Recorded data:
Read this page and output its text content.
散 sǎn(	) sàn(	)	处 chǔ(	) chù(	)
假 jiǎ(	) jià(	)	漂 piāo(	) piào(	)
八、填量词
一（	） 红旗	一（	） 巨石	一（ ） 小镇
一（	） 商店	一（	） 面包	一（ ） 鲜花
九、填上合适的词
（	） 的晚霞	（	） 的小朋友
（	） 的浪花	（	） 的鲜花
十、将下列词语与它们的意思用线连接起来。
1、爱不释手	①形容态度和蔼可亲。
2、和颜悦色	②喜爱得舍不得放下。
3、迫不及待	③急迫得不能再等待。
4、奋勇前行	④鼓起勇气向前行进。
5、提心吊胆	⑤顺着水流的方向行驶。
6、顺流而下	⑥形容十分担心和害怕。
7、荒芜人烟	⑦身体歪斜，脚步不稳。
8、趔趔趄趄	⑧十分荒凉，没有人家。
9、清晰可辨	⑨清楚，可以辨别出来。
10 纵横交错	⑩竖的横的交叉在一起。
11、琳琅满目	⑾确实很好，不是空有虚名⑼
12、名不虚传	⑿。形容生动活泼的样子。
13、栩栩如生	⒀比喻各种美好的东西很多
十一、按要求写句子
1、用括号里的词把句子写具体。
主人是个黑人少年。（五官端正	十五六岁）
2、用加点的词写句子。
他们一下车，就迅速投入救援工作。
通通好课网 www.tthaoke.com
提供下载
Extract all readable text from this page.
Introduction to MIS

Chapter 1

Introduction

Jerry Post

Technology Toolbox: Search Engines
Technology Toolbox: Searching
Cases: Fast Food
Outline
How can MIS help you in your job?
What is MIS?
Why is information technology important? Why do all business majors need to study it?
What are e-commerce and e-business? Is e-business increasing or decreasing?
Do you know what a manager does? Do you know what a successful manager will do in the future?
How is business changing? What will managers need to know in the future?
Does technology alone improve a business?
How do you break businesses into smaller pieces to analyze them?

• REQUIREMENT: Take the listing above and write it out again exactly.

• TASK ANSWER:
Read this page and output its text content.
散 sǎn(	) sàn(	)	处 chǔ(	) chù(	)
假 jiǎ(	) jià(	)	漂 piāo(	) piào(	)
八、填量词
一（	） 红旗	一（	） 巨石	一（ ） 小镇
一（	） 商店	一（	） 面包	一（ ） 鲜花
九、填上合适的词
（	） 的晚霞	（	） 的小朋友
（	） 的浪花	（	） 的鲜花
十、将下列词语与它们的意思用线连接起来。
1、爱不释手	①形容态度和蔼可亲。
2、和颜悦色	②喜爱得舍不得放下。
3、迫不及待	③急迫得不能再等待。
4、奋勇前行	④鼓起勇气向前行进。
5、提心吊胆	⑤顺着水流的方向行驶。
6、顺流而下	⑥形容十分担心和害怕。
7、荒芜人烟	⑦身体歪斜，脚步不稳。
8、趔趔趄趄	⑧十分荒凉，没有人家。
9、清晰可辨	⑨清楚，可以辨别出来。
10 纵横交错	⑩竖的横的交叉在一起。
11、琳琅满目	⑾确实很好，不是空有虚名⑼
12、名不虚传	⑿。形容生动活泼的样子。
13、栩栩如生	⒀比喻各种美好的东西很多
十一、按要求写句子
1、用括号里的词把句子写具体。
主人是个黑人少年。（五官端正	十五六岁）
2、用加点的词写句子。
他们一下车，就迅速投入救援工作。
通通好课网 www.tthaoke.com
提供下载
Extract all readable text from this page.
Introduction to MIS

Chapter 1

Introduction

Jerry Post

Technology Toolbox: Search Engines
Technology Toolbox: Searching
Cases: Fast Food
Outline
How can MIS help you in your job?
What is MIS?
Why is information technology important? Why do all business majors need to study it?
What are e-commerce and e-business? Is e-business increasing or decreasing?
Do you know what a manager does? Do you know what a successful manager will do in the future?
How is business changing? What will managers need to know in the future?
Does technology alone improve a business?
How do you break businesses into smaller pieces to analyze them?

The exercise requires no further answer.